→ WORK TO BE COMPLETED:
Quote the whole listing word for word. Do not include the pictures.
──────── MATERIAL PROVIDED
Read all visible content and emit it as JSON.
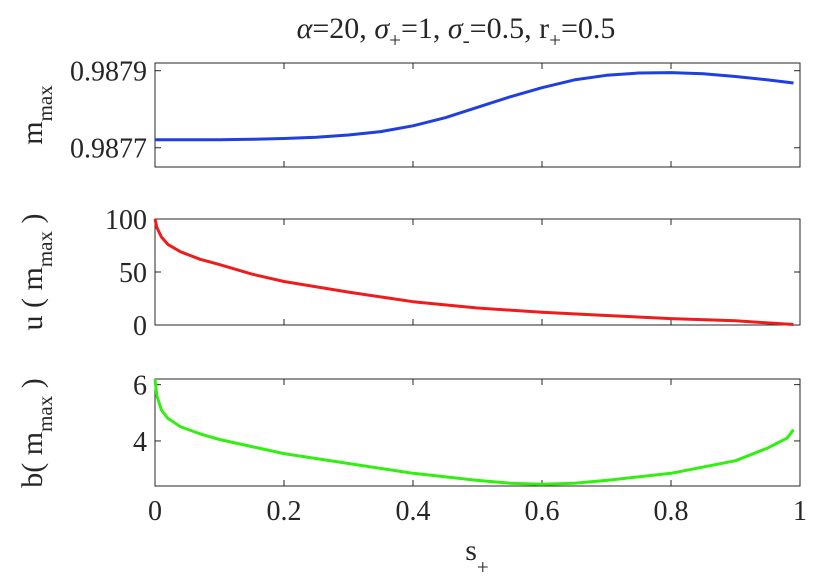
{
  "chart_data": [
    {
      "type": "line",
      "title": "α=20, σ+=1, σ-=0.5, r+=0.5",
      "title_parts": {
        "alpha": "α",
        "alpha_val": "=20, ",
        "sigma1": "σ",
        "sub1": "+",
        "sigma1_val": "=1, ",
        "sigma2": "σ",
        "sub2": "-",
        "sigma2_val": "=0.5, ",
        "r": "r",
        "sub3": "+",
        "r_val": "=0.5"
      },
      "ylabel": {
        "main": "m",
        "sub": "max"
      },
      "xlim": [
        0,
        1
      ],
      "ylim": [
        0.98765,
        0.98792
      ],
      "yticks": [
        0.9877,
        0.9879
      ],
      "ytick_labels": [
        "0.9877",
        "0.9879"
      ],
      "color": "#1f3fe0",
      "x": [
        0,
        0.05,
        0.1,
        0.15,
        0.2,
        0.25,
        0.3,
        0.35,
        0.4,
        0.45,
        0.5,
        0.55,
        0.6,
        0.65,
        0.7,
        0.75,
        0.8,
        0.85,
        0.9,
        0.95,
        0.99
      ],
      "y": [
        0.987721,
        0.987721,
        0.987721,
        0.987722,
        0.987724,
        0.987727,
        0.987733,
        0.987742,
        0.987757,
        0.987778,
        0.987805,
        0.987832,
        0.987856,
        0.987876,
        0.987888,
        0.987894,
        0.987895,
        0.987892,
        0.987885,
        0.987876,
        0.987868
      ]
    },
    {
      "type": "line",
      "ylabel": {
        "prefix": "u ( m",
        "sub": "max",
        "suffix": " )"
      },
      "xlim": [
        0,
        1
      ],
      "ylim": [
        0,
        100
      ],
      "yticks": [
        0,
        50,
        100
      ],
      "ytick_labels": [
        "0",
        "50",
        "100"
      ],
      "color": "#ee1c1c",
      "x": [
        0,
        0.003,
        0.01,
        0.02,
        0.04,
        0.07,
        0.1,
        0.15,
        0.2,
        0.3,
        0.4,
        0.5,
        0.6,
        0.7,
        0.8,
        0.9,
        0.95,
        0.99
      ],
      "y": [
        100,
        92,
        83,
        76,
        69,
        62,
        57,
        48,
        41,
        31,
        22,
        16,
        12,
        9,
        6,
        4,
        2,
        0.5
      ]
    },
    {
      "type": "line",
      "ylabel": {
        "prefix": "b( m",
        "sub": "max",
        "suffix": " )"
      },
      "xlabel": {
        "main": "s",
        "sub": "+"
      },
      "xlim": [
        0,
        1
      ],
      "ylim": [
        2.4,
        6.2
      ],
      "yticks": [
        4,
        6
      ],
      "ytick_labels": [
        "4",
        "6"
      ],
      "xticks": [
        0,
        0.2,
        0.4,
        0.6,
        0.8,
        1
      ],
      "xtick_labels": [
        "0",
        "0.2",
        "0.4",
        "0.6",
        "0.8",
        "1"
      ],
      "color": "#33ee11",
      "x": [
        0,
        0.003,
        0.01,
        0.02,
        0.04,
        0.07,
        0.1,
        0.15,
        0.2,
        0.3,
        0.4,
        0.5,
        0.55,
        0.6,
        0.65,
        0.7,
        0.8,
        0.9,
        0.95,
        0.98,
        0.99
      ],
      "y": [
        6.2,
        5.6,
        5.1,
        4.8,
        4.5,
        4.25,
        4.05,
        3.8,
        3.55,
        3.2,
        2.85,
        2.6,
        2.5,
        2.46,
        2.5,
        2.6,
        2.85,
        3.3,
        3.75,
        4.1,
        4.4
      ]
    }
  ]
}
────────────────
→ FULL RESPONSE:
Read all visible content and emit it as JSON.
{
  "chart_data": [
    {
      "type": "line",
      "title": "α=20, σ+=1, σ-=0.5, r+=0.5",
      "title_parts": {
        "alpha": "α",
        "alpha_val": "=20, ",
        "sigma1": "σ",
        "sub1": "+",
        "sigma1_val": "=1, ",
        "sigma2": "σ",
        "sub2": "-",
        "sigma2_val": "=0.5, ",
        "r": "r",
        "sub3": "+",
        "r_val": "=0.5"
      },
      "ylabel": {
        "main": "m",
        "sub": "max"
      },
      "xlim": [
        0,
        1
      ],
      "ylim": [
        0.98765,
        0.98792
      ],
      "yticks": [
        0.9877,
        0.9879
      ],
      "ytick_labels": [
        "0.9877",
        "0.9879"
      ],
      "color": "#1f3fe0",
      "x": [
        0,
        0.05,
        0.1,
        0.15,
        0.2,
        0.25,
        0.3,
        0.35,
        0.4,
        0.45,
        0.5,
        0.55,
        0.6,
        0.65,
        0.7,
        0.75,
        0.8,
        0.85,
        0.9,
        0.95,
        0.99
      ],
      "y": [
        0.987721,
        0.987721,
        0.987721,
        0.987722,
        0.987724,
        0.987727,
        0.987733,
        0.987742,
        0.987757,
        0.987778,
        0.987805,
        0.987832,
        0.987856,
        0.987876,
        0.987888,
        0.987894,
        0.987895,
        0.987892,
        0.987885,
        0.987876,
        0.987868
      ]
    },
    {
      "type": "line",
      "ylabel": {
        "prefix": "u ( m",
        "sub": "max",
        "suffix": " )"
      },
      "xlim": [
        0,
        1
      ],
      "ylim": [
        0,
        100
      ],
      "yticks": [
        0,
        50,
        100
      ],
      "ytick_labels": [
        "0",
        "50",
        "100"
      ],
      "color": "#ee1c1c",
      "x": [
        0,
        0.003,
        0.01,
        0.02,
        0.04,
        0.07,
        0.1,
        0.15,
        0.2,
        0.3,
        0.4,
        0.5,
        0.6,
        0.7,
        0.8,
        0.9,
        0.95,
        0.99
      ],
      "y": [
        100,
        92,
        83,
        76,
        69,
        62,
        57,
        48,
        41,
        31,
        22,
        16,
        12,
        9,
        6,
        4,
        2,
        0.5
      ]
    },
    {
      "type": "line",
      "ylabel": {
        "prefix": "b( m",
        "sub": "max",
        "suffix": " )"
      },
      "xlabel": {
        "main": "s",
        "sub": "+"
      },
      "xlim": [
        0,
        1
      ],
      "ylim": [
        2.4,
        6.2
      ],
      "yticks": [
        4,
        6
      ],
      "ytick_labels": [
        "4",
        "6"
      ],
      "xticks": [
        0,
        0.2,
        0.4,
        0.6,
        0.8,
        1
      ],
      "xtick_labels": [
        "0",
        "0.2",
        "0.4",
        "0.6",
        "0.8",
        "1"
      ],
      "color": "#33ee11",
      "x": [
        0,
        0.003,
        0.01,
        0.02,
        0.04,
        0.07,
        0.1,
        0.15,
        0.2,
        0.3,
        0.4,
        0.5,
        0.55,
        0.6,
        0.65,
        0.7,
        0.8,
        0.9,
        0.95,
        0.98,
        0.99
      ],
      "y": [
        6.2,
        5.6,
        5.1,
        4.8,
        4.5,
        4.25,
        4.05,
        3.8,
        3.55,
        3.2,
        2.85,
        2.6,
        2.5,
        2.46,
        2.5,
        2.6,
        2.85,
        3.3,
        3.75,
        4.1,
        4.4
      ]
    }
  ]
}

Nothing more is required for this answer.